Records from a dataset
++++++++++++++++++++

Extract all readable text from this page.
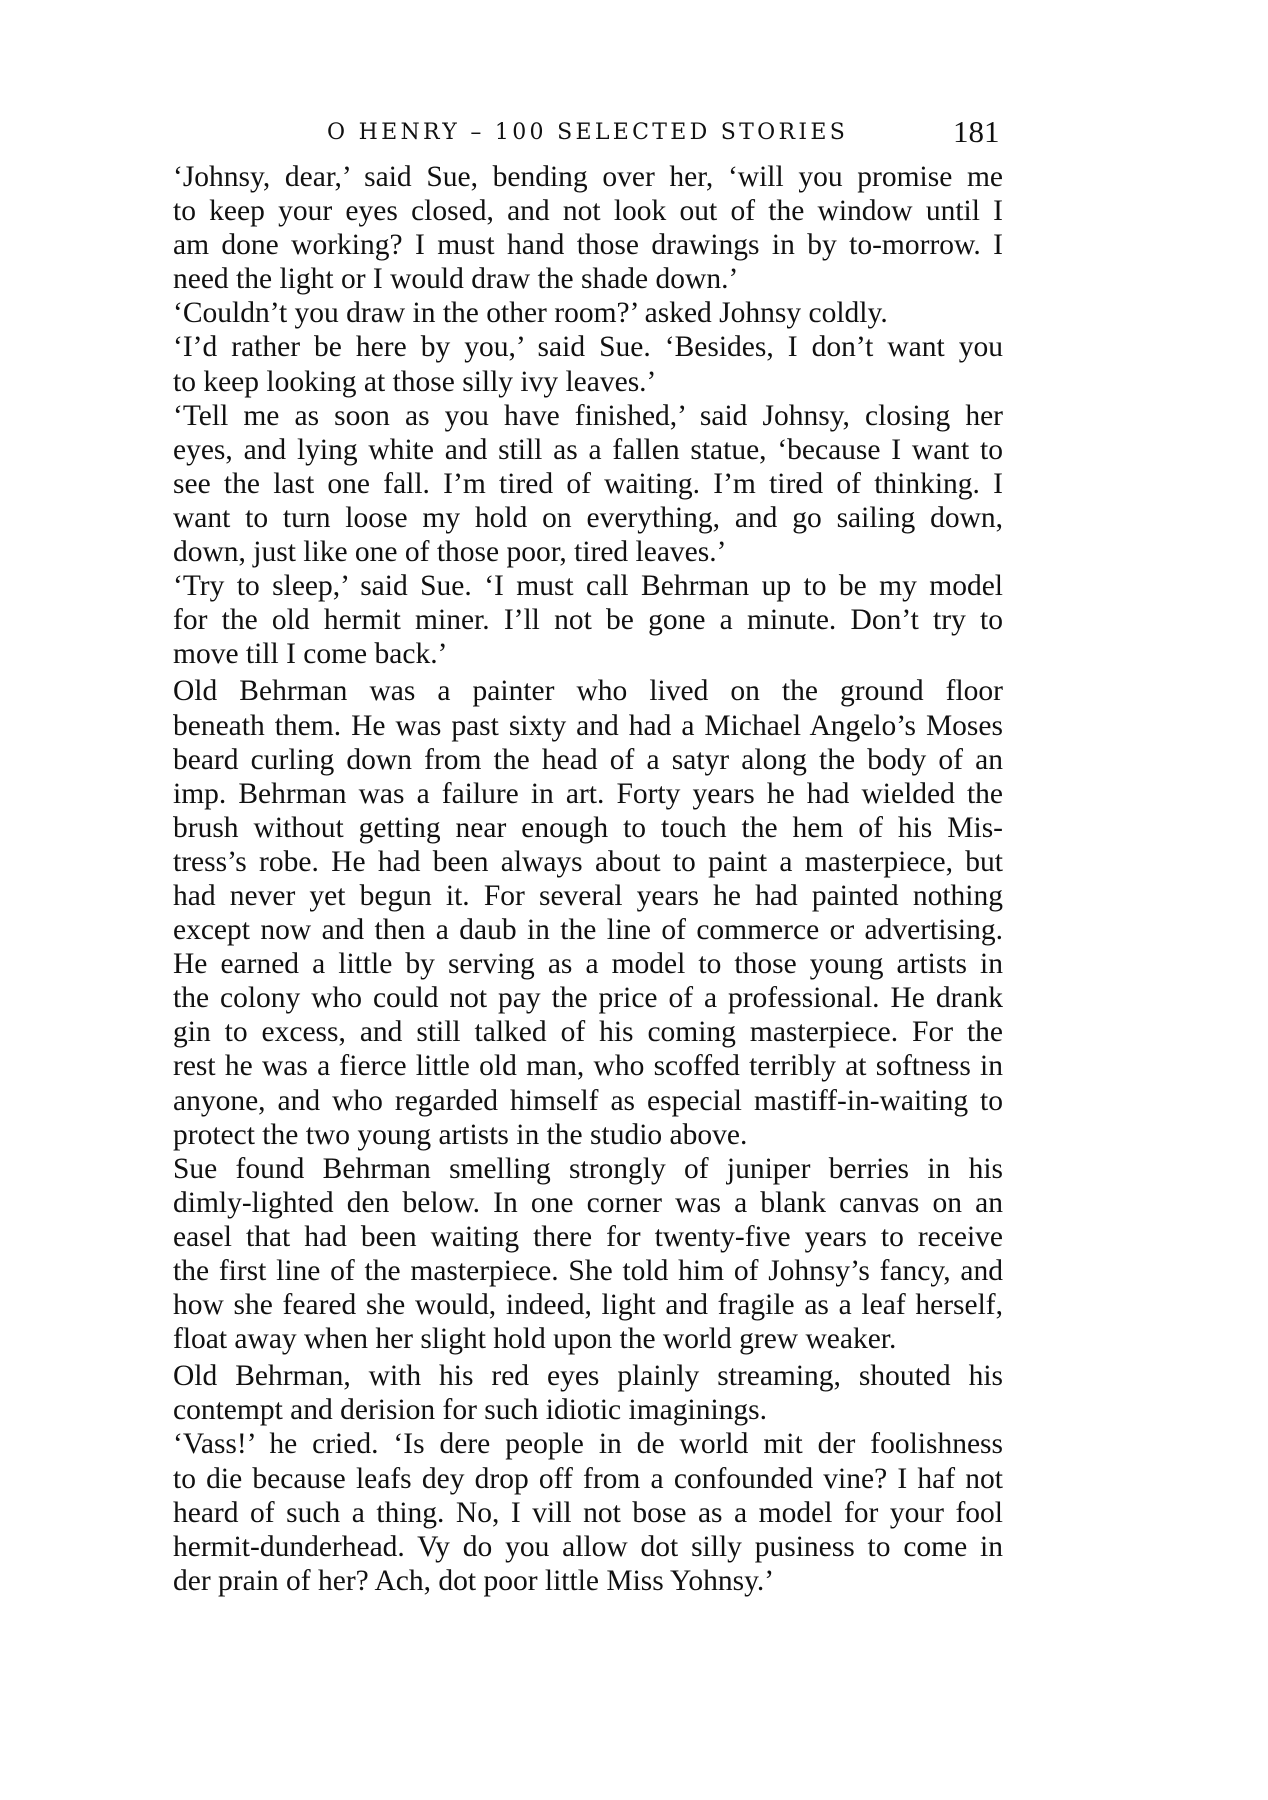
O HENRY – 100 SELECTED STORIES	181
‘Johnsy, dear,’ said Sue, bending over her, ‘will you promise me
to keep your eyes closed, and not look out of the window until I
am done working? I must hand those drawings in by to-morrow. I
need the light or I would draw the shade down.’
‘Couldn’t you draw in the other room?’ asked Johnsy coldly.
‘I’d rather be here by you,’ said Sue. ‘Besides, I don’t want you
to keep looking at those silly ivy leaves.’
‘Tell me as soon as you have finished,’ said Johnsy, closing her
eyes, and lying white and still as a fallen statue, ‘because I want to
see the last one fall. I’m tired of waiting. I’m tired of thinking. I
want to turn loose my hold on everything, and go sailing down,
down, just like one of those poor, tired leaves.’
‘Try to sleep,’ said Sue. ‘I must call Behrman up to be my model
for the old hermit miner. I’ll not be gone a minute. Don’t try to
move till I come back.’
Old Behrman was a painter who lived on the ground floor
beneath them. He was past sixty and had a Michael Angelo’s Moses
beard curling down from the head of a satyr along the body of an
imp. Behrman was a failure in art. Forty years he had wielded the
brush without getting near enough to touch the hem of his Mis-
tress’s robe. He had been always about to paint a masterpiece, but
had never yet begun it. For several years he had painted nothing
except now and then a daub in the line of commerce or advertising.
He earned a little by serving as a model to those young artists in
the colony who could not pay the price of a professional. He drank
gin to excess, and still talked of his coming masterpiece. For the
rest he was a fierce little old man, who scoffed terribly at softness in
anyone, and who regarded himself as especial mastiff-in-waiting to
protect the two young artists in the studio above.
Sue found Behrman smelling strongly of juniper berries in his
dimly-lighted den below. In one corner was a blank canvas on an
easel that had been waiting there for twenty-five years to receive
the first line of the masterpiece. She told him of Johnsy’s fancy, and
how she feared she would, indeed, light and fragile as a leaf herself,
float away when her slight hold upon the world grew weaker.
Old Behrman, with his red eyes plainly streaming, shouted his
contempt and derision for such idiotic imaginings.
‘Vass!’ he cried. ‘Is dere people in de world mit der foolishness
to die because leafs dey drop off from a confounded vine? I haf not
heard of such a thing. No, I vill not bose as a model for your fool
hermit-dunderhead. Vy do you allow dot silly pusiness to come in
der prain of her? Ach, dot poor little Miss Yohnsy.’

++++++++++++++++++++

Your copy should match the records word for word, with the pictures removed.

_OUTPUT FOR THIS TASK_:
Extract all readable text from this page.
O HENRY – 100 SELECTED STORIES	181
‘Johnsy, dear,’ said Sue, bending over her, ‘will you promise me
to keep your eyes closed, and not look out of the window until I
am done working? I must hand those drawings in by to-morrow. I
need the light or I would draw the shade down.’
‘Couldn’t you draw in the other room?’ asked Johnsy coldly.
‘I’d rather be here by you,’ said Sue. ‘Besides, I don’t want you
to keep looking at those silly ivy leaves.’
‘Tell me as soon as you have finished,’ said Johnsy, closing her
eyes, and lying white and still as a fallen statue, ‘because I want to
see the last one fall. I’m tired of waiting. I’m tired of thinking. I
want to turn loose my hold on everything, and go sailing down,
down, just like one of those poor, tired leaves.’
‘Try to sleep,’ said Sue. ‘I must call Behrman up to be my model
for the old hermit miner. I’ll not be gone a minute. Don’t try to
move till I come back.’
Old Behrman was a painter who lived on the ground floor
beneath them. He was past sixty and had a Michael Angelo’s Moses
beard curling down from the head of a satyr along the body of an
imp. Behrman was a failure in art. Forty years he had wielded the
brush without getting near enough to touch the hem of his Mis-
tress’s robe. He had been always about to paint a masterpiece, but
had never yet begun it. For several years he had painted nothing
except now and then a daub in the line of commerce or advertising.
He earned a little by serving as a model to those young artists in
the colony who could not pay the price of a professional. He drank
gin to excess, and still talked of his coming masterpiece. For the
rest he was a fierce little old man, who scoffed terribly at softness in
anyone, and who regarded himself as especial mastiff-in-waiting to
protect the two young artists in the studio above.
Sue found Behrman smelling strongly of juniper berries in his
dimly-lighted den below. In one corner was a blank canvas on an
easel that had been waiting there for twenty-five years to receive
the first line of the masterpiece. She told him of Johnsy’s fancy, and
how she feared she would, indeed, light and fragile as a leaf herself,
float away when her slight hold upon the world grew weaker.
Old Behrman, with his red eyes plainly streaming, shouted his
contempt and derision for such idiotic imaginings.
‘Vass!’ he cried. ‘Is dere people in de world mit der foolishness
to die because leafs dey drop off from a confounded vine? I haf not
heard of such a thing. No, I vill not bose as a model for your fool
hermit-dunderhead. Vy do you allow dot silly pusiness to come in
der prain of her? Ach, dot poor little Miss Yohnsy.’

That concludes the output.